→ Written request A:
According to the court decision, on what date was the Magistrate Judge's Report and Recommendations filed?
→ Written request B:
Repeat the court decision word for word, everything from "Jamison v. Warden" down to "Sep. 23, 2011)".

→ Quoted text:
— START —

From Casetext: Smarter Legal Research

Jamison v. Warden

UNITED STATES DISTRICT COURT FOR THE SOUTHERN DISTRICT OF OHIO WESTERN DIVISION
Sep 23, 2011
Case No. 3:09-cv-297 (S.D. Ohio Sep. 23, 2011)

Opinion

Case No. 3:09-cv-297

09-23-2011

BRIAN A. JAMISON, Petitioner, v. WARDEN, CHILLICOTHE CORRECTIONAL INSTITUTION, Respondent


JUDGE WALTER HERBERT RICE


DECISION AND ENTRY ADOPTING REPORT AND RECOMMENDATIONS

OF UNITED STATES MAGISTRATE JUDGE (DOC. #17) IN THEIR

ENTIRETY; OVERRULING PETITIONER'S OBJECTIONS THERETO (DOC.

#23); JUDGMENT TO ENTER IN FAVOR OF RESPONDENT AND

AGAINST PETITIONER, DENYING PETITION FOR WRIT OF HABEAS

CORPUS (DOC. #2) IN ITS ENTIRETY; CERTIFICATE OF APPEALABILITY

AND ANTICIPATED MOTION FOR LEAVE TO APPEAL IN FORMA

PAUPERIS DENIED; TERMINATION ENTRY

Based on the reasoning and citations of authority set forth in the Report and Recommendations of the United States Magistrate Judge, filed January 31, 2011 (Doc. #17), as well as on a thorough de novo review of this Court's file and the applicable law, said judicial filing is adopted in its entirety. Petitioner's objections (Doc. #23) are overruled, and all Grounds for Relief set forth in the Petition (Doc. #2) are dismissed with prejudice. Nevertheless, as the Fourth Circuit Court of Appeals explained in Moody v. Polk, 408 F.3d 141 (4th Cir. 2005):

Ordinarily, when a state court decision is "contrary to" governing Supreme Court law, we engage in de novo review of the prisoner's claim. Rose v. Lee, 252 F.3d 676, 689-90 (4th Cir.2001). Here, however, the state court provided two alternative, independently sufficient grounds for its holding —only one of which relied on a rule of law "contrary to" Supreme Court case law. An error in a state court's analysis does not render the state court's decision contrary to or an unreasonable application of Supreme Court precedent when that analysis is not necessary to the state court's resolution of the claim. Rather, because the state court's holding on the issue of performance would alone suffice to defeat Moody's ineffective assistance claim, the decision of the state court would only be contrary to or an unreasonable application of Strickland if the state court's evaluation of both prongs were deficient under this standard.

— END —

→ Dataset records:

— START —

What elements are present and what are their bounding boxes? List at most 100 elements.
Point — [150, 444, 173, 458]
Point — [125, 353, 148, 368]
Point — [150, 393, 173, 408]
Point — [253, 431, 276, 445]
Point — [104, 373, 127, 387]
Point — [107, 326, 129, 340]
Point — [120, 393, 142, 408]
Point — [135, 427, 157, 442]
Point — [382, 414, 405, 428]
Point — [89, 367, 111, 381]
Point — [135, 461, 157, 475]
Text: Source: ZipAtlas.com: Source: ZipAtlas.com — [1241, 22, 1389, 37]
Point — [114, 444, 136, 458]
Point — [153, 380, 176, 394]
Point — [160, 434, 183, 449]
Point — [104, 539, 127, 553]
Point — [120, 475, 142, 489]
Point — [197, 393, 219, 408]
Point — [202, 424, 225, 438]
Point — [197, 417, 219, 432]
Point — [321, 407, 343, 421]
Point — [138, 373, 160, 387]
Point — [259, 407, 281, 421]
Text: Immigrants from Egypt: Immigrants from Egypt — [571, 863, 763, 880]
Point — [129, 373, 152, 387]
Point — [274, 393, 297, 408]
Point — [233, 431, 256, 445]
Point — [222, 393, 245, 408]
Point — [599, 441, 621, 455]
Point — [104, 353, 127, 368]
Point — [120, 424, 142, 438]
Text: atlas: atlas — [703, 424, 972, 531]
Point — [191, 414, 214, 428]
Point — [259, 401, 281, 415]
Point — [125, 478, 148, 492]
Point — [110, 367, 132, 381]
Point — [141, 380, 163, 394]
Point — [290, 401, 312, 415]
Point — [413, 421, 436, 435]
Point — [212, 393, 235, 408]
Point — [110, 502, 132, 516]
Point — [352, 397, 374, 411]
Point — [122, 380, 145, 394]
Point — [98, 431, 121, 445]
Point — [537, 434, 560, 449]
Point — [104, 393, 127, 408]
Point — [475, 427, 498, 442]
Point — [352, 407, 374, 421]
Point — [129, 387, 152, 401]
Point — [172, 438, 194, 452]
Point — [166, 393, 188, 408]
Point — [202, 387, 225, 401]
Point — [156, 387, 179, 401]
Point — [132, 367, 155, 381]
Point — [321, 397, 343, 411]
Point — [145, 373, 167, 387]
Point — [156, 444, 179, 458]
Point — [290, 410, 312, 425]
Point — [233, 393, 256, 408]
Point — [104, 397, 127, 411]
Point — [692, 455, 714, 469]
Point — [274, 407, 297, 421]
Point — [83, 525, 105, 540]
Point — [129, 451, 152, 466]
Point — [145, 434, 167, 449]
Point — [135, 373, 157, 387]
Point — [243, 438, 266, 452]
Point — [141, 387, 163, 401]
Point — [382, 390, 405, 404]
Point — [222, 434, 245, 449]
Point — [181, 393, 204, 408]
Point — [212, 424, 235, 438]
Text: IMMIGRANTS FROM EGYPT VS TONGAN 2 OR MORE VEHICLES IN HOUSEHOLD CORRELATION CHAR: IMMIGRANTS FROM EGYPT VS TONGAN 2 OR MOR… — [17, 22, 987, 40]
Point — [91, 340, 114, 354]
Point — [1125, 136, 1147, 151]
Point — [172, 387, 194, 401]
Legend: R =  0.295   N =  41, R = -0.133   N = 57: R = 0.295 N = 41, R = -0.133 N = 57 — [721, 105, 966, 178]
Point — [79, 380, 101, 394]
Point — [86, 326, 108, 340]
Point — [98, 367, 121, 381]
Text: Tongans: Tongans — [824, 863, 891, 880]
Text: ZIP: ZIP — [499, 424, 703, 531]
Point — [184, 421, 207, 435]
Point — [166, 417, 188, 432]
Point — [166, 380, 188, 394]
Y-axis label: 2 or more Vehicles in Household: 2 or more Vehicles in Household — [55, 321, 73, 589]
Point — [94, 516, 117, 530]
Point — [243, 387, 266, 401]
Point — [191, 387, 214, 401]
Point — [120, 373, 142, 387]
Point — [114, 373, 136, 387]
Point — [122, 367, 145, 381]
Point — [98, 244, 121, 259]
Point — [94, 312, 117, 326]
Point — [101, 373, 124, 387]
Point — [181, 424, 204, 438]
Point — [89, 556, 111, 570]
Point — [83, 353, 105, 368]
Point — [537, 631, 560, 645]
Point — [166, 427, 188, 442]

— END —

→ Final result A:
January 31, 2011

→ Final result B:
Jamison v. Warden

UNITED STATES DISTRICT COURT FOR THE SOUTHERN DISTRICT OF OHIO WESTERN DIVISION
Sep 23, 2011
Case No. 3:09-cv-297 (S.D. Ohio Sep. 23, 2011)